**Your goal**. Copy all lines of the listing that include the string "Logic".

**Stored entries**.
····················
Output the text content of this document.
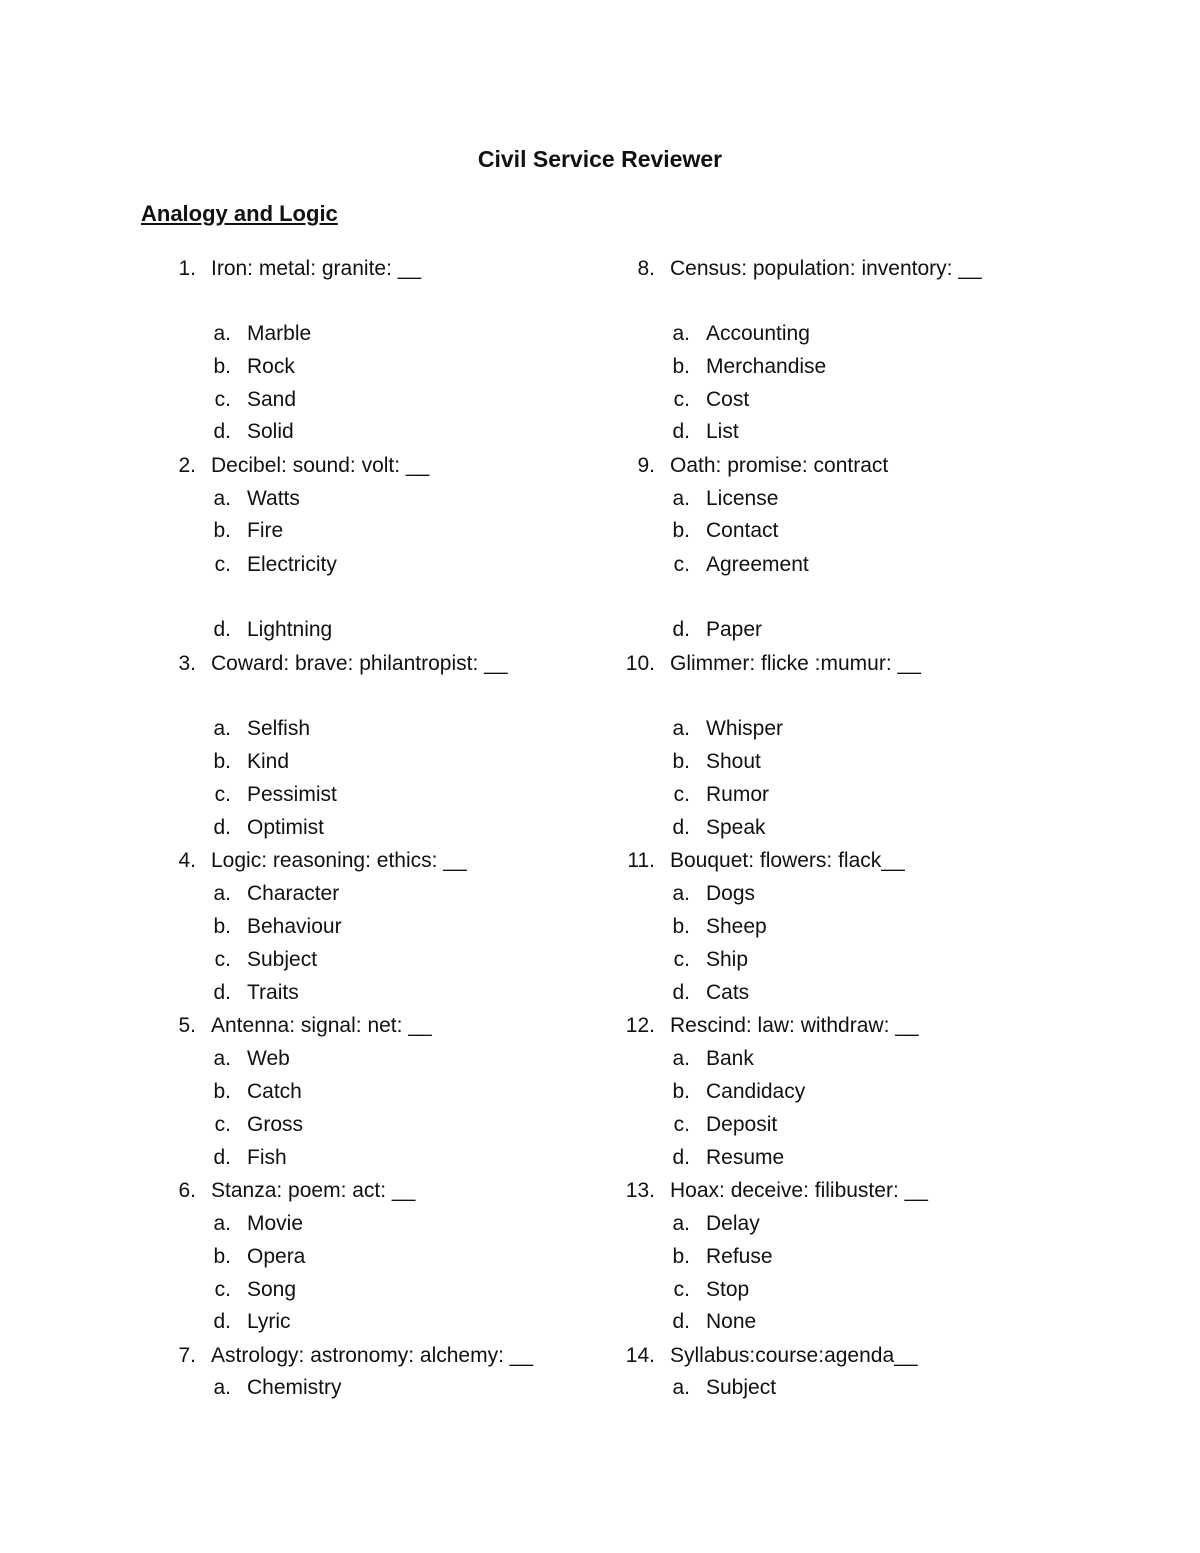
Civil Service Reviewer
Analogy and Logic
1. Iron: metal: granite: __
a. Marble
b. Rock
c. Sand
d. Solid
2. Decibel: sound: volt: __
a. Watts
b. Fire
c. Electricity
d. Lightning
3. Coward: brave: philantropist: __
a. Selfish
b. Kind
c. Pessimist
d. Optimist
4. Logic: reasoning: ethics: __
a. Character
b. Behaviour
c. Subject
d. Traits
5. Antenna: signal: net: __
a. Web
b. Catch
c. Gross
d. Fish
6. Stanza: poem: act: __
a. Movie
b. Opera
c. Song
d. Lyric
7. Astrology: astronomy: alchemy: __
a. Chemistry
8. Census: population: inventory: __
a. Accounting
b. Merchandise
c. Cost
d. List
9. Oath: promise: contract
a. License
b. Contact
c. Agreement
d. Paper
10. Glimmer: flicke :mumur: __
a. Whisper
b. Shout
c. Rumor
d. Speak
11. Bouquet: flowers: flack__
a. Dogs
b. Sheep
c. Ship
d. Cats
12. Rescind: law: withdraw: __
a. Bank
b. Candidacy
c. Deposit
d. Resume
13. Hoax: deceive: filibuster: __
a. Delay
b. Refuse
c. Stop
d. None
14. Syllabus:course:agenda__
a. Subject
····················
**Response**.
Analogy and Logic
4. Logic: reasoning: ethics: __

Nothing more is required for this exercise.